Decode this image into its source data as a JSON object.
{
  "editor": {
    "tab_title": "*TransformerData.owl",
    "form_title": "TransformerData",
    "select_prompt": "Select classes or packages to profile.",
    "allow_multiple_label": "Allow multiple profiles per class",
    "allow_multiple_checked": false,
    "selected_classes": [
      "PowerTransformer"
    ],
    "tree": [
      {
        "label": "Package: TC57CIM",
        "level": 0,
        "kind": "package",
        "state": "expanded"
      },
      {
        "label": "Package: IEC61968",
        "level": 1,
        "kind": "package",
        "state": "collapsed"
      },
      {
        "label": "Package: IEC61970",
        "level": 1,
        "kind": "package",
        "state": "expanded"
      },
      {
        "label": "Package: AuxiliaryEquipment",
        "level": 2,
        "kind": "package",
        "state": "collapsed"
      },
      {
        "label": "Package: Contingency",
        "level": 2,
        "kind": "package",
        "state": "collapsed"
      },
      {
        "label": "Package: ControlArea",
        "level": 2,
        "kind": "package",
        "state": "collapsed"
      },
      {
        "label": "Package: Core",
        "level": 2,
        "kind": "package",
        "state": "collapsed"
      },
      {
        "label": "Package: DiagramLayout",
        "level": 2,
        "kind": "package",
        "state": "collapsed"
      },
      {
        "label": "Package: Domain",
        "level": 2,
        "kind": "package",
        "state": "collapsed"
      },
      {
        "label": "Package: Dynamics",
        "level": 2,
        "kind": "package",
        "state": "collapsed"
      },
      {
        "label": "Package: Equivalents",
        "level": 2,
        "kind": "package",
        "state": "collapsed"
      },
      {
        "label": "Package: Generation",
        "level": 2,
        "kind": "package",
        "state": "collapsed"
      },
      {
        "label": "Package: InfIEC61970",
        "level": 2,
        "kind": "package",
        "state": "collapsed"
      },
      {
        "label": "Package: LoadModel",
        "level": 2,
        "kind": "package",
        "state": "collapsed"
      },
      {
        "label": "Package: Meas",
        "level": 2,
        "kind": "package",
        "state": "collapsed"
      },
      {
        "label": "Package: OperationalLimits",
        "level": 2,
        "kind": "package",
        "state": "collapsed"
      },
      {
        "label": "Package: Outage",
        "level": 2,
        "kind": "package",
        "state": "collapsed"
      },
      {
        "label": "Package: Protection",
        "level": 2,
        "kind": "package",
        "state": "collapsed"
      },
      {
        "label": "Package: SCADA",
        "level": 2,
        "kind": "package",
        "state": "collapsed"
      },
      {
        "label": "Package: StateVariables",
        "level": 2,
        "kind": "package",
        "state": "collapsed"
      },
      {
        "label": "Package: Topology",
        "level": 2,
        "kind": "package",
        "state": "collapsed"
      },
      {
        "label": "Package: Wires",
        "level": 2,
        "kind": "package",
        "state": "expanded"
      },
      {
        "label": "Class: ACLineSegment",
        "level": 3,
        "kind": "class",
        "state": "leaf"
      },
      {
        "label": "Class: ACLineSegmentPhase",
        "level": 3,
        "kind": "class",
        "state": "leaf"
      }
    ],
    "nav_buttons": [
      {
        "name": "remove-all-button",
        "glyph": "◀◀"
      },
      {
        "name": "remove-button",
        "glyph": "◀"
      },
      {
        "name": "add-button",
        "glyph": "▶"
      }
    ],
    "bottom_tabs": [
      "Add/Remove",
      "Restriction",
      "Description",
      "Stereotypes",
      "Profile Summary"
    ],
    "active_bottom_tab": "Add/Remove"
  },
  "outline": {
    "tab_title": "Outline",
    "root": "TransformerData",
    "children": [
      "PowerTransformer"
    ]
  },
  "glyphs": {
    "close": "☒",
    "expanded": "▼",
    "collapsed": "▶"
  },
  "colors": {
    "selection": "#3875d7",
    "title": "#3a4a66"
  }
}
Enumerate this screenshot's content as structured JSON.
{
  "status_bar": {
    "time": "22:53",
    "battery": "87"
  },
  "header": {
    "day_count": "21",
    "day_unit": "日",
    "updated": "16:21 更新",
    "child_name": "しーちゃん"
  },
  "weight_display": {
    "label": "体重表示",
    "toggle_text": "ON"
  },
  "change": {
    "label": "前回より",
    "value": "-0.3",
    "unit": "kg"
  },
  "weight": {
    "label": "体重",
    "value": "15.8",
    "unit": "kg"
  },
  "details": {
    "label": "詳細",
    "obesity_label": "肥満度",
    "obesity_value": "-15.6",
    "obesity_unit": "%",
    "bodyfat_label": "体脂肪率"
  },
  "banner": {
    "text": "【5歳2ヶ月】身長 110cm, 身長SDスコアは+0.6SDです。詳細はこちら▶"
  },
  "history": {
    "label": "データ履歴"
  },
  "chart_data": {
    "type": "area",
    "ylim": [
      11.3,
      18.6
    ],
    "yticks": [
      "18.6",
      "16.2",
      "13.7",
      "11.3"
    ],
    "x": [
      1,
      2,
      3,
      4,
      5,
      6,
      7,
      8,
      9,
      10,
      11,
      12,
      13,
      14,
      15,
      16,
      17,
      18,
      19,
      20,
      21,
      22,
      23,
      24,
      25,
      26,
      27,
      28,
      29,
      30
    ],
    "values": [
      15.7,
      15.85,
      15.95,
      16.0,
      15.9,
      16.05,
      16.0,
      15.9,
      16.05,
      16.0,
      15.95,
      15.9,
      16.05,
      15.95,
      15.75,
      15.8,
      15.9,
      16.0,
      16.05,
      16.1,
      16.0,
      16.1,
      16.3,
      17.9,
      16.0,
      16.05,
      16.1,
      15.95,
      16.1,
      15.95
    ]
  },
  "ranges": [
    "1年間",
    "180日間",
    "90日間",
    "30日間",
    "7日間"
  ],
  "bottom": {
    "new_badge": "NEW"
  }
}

- WHAT YOU WILL DO
Output the data above exactly, please, line for line.

- WRITTEN REPLY
Decode this image into its source data as a JSON object.
{
  "editor": {
    "tab_title": "*TransformerData.owl",
    "form_title": "TransformerData",
    "select_prompt": "Select classes or packages to profile.",
    "allow_multiple_label": "Allow multiple profiles per class",
    "allow_multiple_checked": false,
    "selected_classes": [
      "PowerTransformer"
    ],
    "tree": [
      {
        "label": "Package: TC57CIM",
        "level": 0,
        "kind": "package",
        "state": "expanded"
      },
      {
        "label": "Package: IEC61968",
        "level": 1,
        "kind": "package",
        "state": "collapsed"
      },
      {
        "label": "Package: IEC61970",
        "level": 1,
        "kind": "package",
        "state": "expanded"
      },
      {
        "label": "Package: AuxiliaryEquipment",
        "level": 2,
        "kind": "package",
        "state": "collapsed"
      },
      {
        "label": "Package: Contingency",
        "level": 2,
        "kind": "package",
        "state": "collapsed"
      },
      {
        "label": "Package: ControlArea",
        "level": 2,
        "kind": "package",
        "state": "collapsed"
      },
      {
        "label": "Package: Core",
        "level": 2,
        "kind": "package",
        "state": "collapsed"
      },
      {
        "label": "Package: DiagramLayout",
        "level": 2,
        "kind": "package",
        "state": "collapsed"
      },
      {
        "label": "Package: Domain",
        "level": 2,
        "kind": "package",
        "state": "collapsed"
      },
      {
        "label": "Package: Dynamics",
        "level": 2,
        "kind": "package",
        "state": "collapsed"
      },
      {
        "label": "Package: Equivalents",
        "level": 2,
        "kind": "package",
        "state": "collapsed"
      },
      {
        "label": "Package: Generation",
        "level": 2,
        "kind": "package",
        "state": "collapsed"
      },
      {
        "label": "Package: InfIEC61970",
        "level": 2,
        "kind": "package",
        "state": "collapsed"
      },
      {
        "label": "Package: LoadModel",
        "level": 2,
        "kind": "package",
        "state": "collapsed"
      },
      {
        "label": "Package: Meas",
        "level": 2,
        "kind": "package",
        "state": "collapsed"
      },
      {
        "label": "Package: OperationalLimits",
        "level": 2,
        "kind": "package",
        "state": "collapsed"
      },
      {
        "label": "Package: Outage",
        "level": 2,
        "kind": "package",
        "state": "collapsed"
      },
      {
        "label": "Package: Protection",
        "level": 2,
        "kind": "package",
        "state": "collapsed"
      },
      {
        "label": "Package: SCADA",
        "level": 2,
        "kind": "package",
        "state": "collapsed"
      },
      {
        "label": "Package: StateVariables",
        "level": 2,
        "kind": "package",
        "state": "collapsed"
      },
      {
        "label": "Package: Topology",
        "level": 2,
        "kind": "package",
        "state": "collapsed"
      },
      {
        "label": "Package: Wires",
        "level": 2,
        "kind": "package",
        "state": "expanded"
      },
      {
        "label": "Class: ACLineSegment",
        "level": 3,
        "kind": "class",
        "state": "leaf"
      },
      {
        "label": "Class: ACLineSegmentPhase",
        "level": 3,
        "kind": "class",
        "state": "leaf"
      }
    ],
    "nav_buttons": [
      {
        "name": "remove-all-button",
        "glyph": "◀◀"
      },
      {
        "name": "remove-button",
        "glyph": "◀"
      },
      {
        "name": "add-button",
        "glyph": "▶"
      }
    ],
    "bottom_tabs": [
      "Add/Remove",
      "Restriction",
      "Description",
      "Stereotypes",
      "Profile Summary"
    ],
    "active_bottom_tab": "Add/Remove"
  },
  "outline": {
    "tab_title": "Outline",
    "root": "TransformerData",
    "children": [
      "PowerTransformer"
    ]
  },
  "glyphs": {
    "close": "☒",
    "expanded": "▼",
    "collapsed": "▶"
  },
  "colors": {
    "selection": "#3875d7",
    "title": "#3a4a66"
  }
}
Enumerate this screenshot's content as structured JSON.
{
  "status_bar": {
    "time": "22:53",
    "battery": "87"
  },
  "header": {
    "day_count": "21",
    "day_unit": "日",
    "updated": "16:21 更新",
    "child_name": "しーちゃん"
  },
  "weight_display": {
    "label": "体重表示",
    "toggle_text": "ON"
  },
  "change": {
    "label": "前回より",
    "value": "-0.3",
    "unit": "kg"
  },
  "weight": {
    "label": "体重",
    "value": "15.8",
    "unit": "kg"
  },
  "details": {
    "label": "詳細",
    "obesity_label": "肥満度",
    "obesity_value": "-15.6",
    "obesity_unit": "%",
    "bodyfat_label": "体脂肪率"
  },
  "banner": {
    "text": "【5歳2ヶ月】身長 110cm, 身長SDスコアは+0.6SDです。詳細はこちら▶"
  },
  "history": {
    "label": "データ履歴"
  },
  "chart_data": {
    "type": "area",
    "ylim": [
      11.3,
      18.6
    ],
    "yticks": [
      "18.6",
      "16.2",
      "13.7",
      "11.3"
    ],
    "x": [
      1,
      2,
      3,
      4,
      5,
      6,
      7,
      8,
      9,
      10,
      11,
      12,
      13,
      14,
      15,
      16,
      17,
      18,
      19,
      20,
      21,
      22,
      23,
      24,
      25,
      26,
      27,
      28,
      29,
      30
    ],
    "values": [
      15.7,
      15.85,
      15.95,
      16.0,
      15.9,
      16.05,
      16.0,
      15.9,
      16.05,
      16.0,
      15.95,
      15.9,
      16.05,
      15.95,
      15.75,
      15.8,
      15.9,
      16.0,
      16.05,
      16.1,
      16.0,
      16.1,
      16.3,
      17.9,
      16.0,
      16.05,
      16.1,
      15.95,
      16.1,
      15.95
    ]
  },
  "ranges": [
    "1年間",
    "180日間",
    "90日間",
    "30日間",
    "7日間"
  ],
  "bottom": {
    "new_badge": "NEW"
  }
}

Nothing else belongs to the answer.